## Source
Things Elite Dangerous can learn from No Man's Sky

This is one of my first few topics here so try not to lynch me a bit too quickly please.

I really enjoy ED. I'm pretty sure I always have since launch. Minor quibbles here and there, but nothing that breaks the game for me. It really captures my imagination and definitely gives me a sense of wonderment and scale of things when playing. I like the way things are evolving, enjoy the community participation (Go ObsidianAnt!) and it's my favourite VR compatible game right now.

Now that the pandering pretext is out of the way... I've been playing some NMS (No Man's Sky) recently, it's... alright. Anyway, I know that the games are completely different both in design and implementation but I've been thinking of a few things that ED can learn from both NMS's successes and mistakes.

In no particularly important order:


  • Caves. When atmospheric planetary landings are put in, there needs to be caves, overlapping terrain, not just a single plane heightmap. These need to exist underwater.
  • Rivers. NMS has no rivers that I've noticed. Perhaps some narrow bodies of water, but no indication of flow.
  • Waterfalls. Part of rivers, sudden drops, means water drops. Physics!

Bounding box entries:
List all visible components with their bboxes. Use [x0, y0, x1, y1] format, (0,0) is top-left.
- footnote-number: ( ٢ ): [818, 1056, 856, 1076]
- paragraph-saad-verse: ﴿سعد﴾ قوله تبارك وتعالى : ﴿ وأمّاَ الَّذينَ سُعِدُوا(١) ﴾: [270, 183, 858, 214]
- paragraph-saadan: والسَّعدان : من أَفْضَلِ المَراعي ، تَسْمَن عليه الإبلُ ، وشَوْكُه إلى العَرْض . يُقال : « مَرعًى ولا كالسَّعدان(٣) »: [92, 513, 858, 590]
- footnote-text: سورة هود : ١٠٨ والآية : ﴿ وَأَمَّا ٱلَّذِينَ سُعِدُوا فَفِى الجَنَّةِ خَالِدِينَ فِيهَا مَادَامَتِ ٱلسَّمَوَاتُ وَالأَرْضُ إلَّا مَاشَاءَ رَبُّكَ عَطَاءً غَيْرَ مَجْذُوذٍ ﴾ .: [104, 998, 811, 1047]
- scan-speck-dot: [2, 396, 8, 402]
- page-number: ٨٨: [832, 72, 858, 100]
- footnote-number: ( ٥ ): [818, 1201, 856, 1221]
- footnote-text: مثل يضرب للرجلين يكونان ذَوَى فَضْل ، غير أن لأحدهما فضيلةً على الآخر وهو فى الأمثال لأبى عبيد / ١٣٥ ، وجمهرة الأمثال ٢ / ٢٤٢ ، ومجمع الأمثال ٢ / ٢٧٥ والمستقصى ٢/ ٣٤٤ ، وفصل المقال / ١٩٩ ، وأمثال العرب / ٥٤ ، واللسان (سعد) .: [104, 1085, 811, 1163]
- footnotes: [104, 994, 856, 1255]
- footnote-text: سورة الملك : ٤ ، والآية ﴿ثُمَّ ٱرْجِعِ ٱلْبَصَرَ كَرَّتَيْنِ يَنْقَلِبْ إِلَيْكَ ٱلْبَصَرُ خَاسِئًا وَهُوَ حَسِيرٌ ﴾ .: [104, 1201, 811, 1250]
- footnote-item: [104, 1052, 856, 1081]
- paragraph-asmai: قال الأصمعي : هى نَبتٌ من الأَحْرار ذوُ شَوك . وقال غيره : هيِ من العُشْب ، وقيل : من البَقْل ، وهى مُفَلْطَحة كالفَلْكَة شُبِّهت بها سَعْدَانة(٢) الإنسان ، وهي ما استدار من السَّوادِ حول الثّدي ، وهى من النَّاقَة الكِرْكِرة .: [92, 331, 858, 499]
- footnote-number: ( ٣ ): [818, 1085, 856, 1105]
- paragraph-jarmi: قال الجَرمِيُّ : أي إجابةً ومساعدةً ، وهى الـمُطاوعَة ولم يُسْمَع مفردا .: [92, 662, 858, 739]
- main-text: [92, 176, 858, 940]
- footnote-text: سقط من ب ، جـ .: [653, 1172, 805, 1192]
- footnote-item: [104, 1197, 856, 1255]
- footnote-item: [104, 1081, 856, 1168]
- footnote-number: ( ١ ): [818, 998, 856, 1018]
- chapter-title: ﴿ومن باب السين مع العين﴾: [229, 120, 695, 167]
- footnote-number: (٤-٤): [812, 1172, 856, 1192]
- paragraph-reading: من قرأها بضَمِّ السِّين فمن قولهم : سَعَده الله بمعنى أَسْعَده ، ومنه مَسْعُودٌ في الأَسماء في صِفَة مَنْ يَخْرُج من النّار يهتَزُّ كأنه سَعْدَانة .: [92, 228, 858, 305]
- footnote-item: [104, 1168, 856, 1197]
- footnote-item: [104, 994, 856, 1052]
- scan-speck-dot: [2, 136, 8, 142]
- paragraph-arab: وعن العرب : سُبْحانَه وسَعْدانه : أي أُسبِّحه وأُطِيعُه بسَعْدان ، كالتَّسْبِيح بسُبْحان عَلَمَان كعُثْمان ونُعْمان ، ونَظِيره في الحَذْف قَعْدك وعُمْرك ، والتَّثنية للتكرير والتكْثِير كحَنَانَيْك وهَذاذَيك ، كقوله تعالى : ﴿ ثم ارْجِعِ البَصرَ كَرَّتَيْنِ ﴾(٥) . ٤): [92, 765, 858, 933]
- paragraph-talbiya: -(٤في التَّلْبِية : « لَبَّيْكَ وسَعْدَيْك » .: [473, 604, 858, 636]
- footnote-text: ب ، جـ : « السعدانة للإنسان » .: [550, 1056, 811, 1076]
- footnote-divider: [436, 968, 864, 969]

## Set task
Answer these questions from the post on what Elite Dangerous can learn from No Man's Sky:
(a) Which game does the writer call their favorite VR compatible game right now?
(b) What feature does the writer say No Man's Sky has none of, as far as they have noticed?
(c) Besides on land, where does the writer say caves need to exist?

## Task output
(a) Elite Dangerous (ED).
(b) Rivers.
(c) Underwater.